• _Texto apresentado_
::::::::
De tal forma que, tal qual na obra “O Príncipe e o Mendigo” (1881), de Mark
Twain (1835-1910), Freder troca de lugar com o trabalhador Georgy, ou operário
11811 se preferir, para ver como realmente vivem os trabalhadores e reencontrar
Maria.
Ao
mesmo tempo, Joh Fredersen preocupa-se com um misterioso pedaço de papel que,
aparentemente, contém uma espécie de planta-baixa e foi encontrada junto de um
dos operários que foi vitimado num grande acidente em meio as máquinas.
Acidente esse que Freder presenciou, em sua busca por respostas, mesmo que seu
pai de nada desconfie.
Esse
evento leva pai e filho a tomarem caminhos opostos, enquanto o primeiro vai em
busca de respostas junto ao cientista louco Rotwang, que rapidamente desvenda o
mistério da planta-baixa como um mapa das catacumbas abaixo da Cidade dos
Operários, o segundo é levado direto até elas por colegas operários, chegando a
uma antiga catedral, cuja idade remonta há mais de 2000 anos.
Antes
que as histórias dos membros da família Fredersen se cruzem, Rotwang mostra a
Joh a sua última e grande invenção, pela qual sacrificou a sua mão direita: a
androide que trará de volta à vida Hel, amada tanto do cientista quanto do
capitalista, sendo que esse último teve a sorte de desposá-la e ter um filho
com ela. Trata-se da mãe de Freder, que morreu dando-lhe à luz.
Abalado
com que foi lhe mostrado, Joh deixa-se conduzir, pelas catacumbas, por Rotwang,
até chegarem a uma fenda pela qual podem enxergar o interior da catedral.
Lá
está Maria pregando sobre o grande mediador, uma espécie de messias que ajudará
na conturbada relação entre operários e capitalistas. Para tanto, ela se
utiliza da parábola da Torre de Babel, na qual os seus arquitetos não
conseguiram passar a sua visão da construção para os operários, vindos de
terras distantes.
::::::::
• _Conjunto de tarefas_
a - No texto apresentado, reescreva o trecho de "Acidente esse que" até "de 2000 anos.", inclusive, substituindo "catedral" por "igreja".
b - Segundo o texto apresentado, o que Rotwang sacrificou pela sua última e grande invenção?
c - De acordo com o texto apresentado, por que Freder troca de lugar com o trabalhador Georgy? Responda em até três frases.
Para resolver, baseie-se exclusivamente no texto apresentado.

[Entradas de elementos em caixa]
::::::::
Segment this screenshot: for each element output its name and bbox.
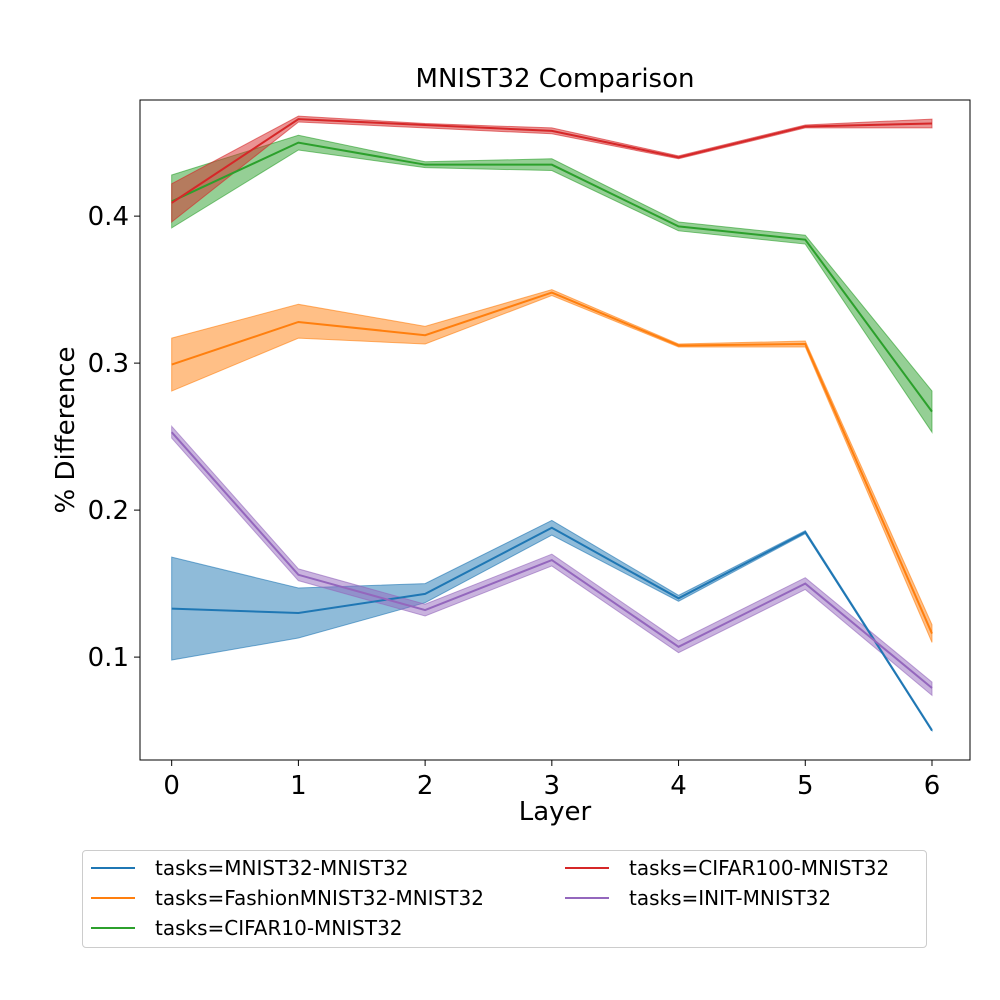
x-tick-label: 5 <box>797 771 814 801</box>
legend-item-cifar10: tasks=CIFAR10-MNIST32 <box>91 915 403 941</box>
legend-item-mnist32: tasks=MNIST32-MNIST32 <box>91 855 408 881</box>
series-line-4 <box>170 431 933 689</box>
legend-label: tasks=CIFAR10-MNIST32 <box>155 916 403 940</box>
legend-label: tasks=FashionMNIST32-MNIST32 <box>155 886 484 910</box>
x-tick-label: 2 <box>417 771 434 801</box>
y-tick-label: 0.1 <box>88 643 129 673</box>
legend-item-fashionmnist32: tasks=FashionMNIST32-MNIST32 <box>91 885 484 911</box>
y-tick-label: 0.2 <box>88 496 129 526</box>
x-tick-label: 1 <box>290 771 307 801</box>
x-tick-label: 3 <box>544 771 561 801</box>
x-tick-label: 0 <box>163 771 180 801</box>
legend-swatch <box>91 897 135 899</box>
legend: tasks=MNIST32-MNIST32 tasks=FashionMNIST… <box>82 850 927 948</box>
series-lines <box>170 118 933 732</box>
legend-label: tasks=MNIST32-MNIST32 <box>155 856 409 880</box>
legend-swatch <box>91 927 135 929</box>
legend-label: tasks=INIT-MNIST32 <box>629 886 832 910</box>
series-line-1 <box>171 291 933 634</box>
plot-frame <box>139 99 971 761</box>
x-tick-label: 4 <box>670 771 687 801</box>
legend-label: tasks=CIFAR100-MNIST32 <box>629 856 890 880</box>
legend-swatch <box>565 867 609 869</box>
series-line-3 <box>171 118 933 204</box>
legend-item-init: tasks=INIT-MNIST32 <box>565 885 831 911</box>
confidence-bands <box>171 115 933 733</box>
legend-swatch <box>91 867 135 869</box>
series-line-0 <box>171 526 933 732</box>
confidence-band-2 <box>171 134 933 434</box>
series-line-2 <box>171 141 933 413</box>
y-axis-label: % Difference <box>51 346 81 514</box>
x-axis: 0 1 2 3 4 5 6 <box>163 760 940 801</box>
chart-title: MNIST32 Comparison <box>415 64 695 94</box>
confidence-band-1 <box>171 289 933 643</box>
legend-swatch <box>565 897 609 899</box>
x-axis-label: Layer <box>518 797 592 827</box>
x-tick-label: 6 <box>924 771 941 801</box>
y-axis: 0.1 0.2 0.3 0.4 <box>88 202 140 673</box>
y-tick-label: 0.4 <box>88 202 129 232</box>
y-tick-label: 0.3 <box>88 349 129 379</box>
legend-item-cifar100: tasks=CIFAR100-MNIST32 <box>565 855 889 881</box>
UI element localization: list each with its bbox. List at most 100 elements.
::::::::
• _Soluções a seguir_
a -
Acidente esse que Freder presenciou, em sua busca por respostas, mesmo que seu
pai de nada desconfie.
Esse
evento leva pai e filho a tomarem caminhos opostos, enquanto o primeiro vai em
busca de respostas junto ao cientista louco Rotwang, que rapidamente desvenda o
mistério da planta-baixa como um mapa das catacumbas abaixo da Cidade dos
Operários, o segundo é levado direto até elas por colegas operários, chegando a
uma antiga igreja, cuja idade remonta há mais de 2000 anos.

b - A sua mão direita.

c - Freder troca de lugar com Georgy para ver como realmente vivem os trabalhadores e para reencontrar Maria.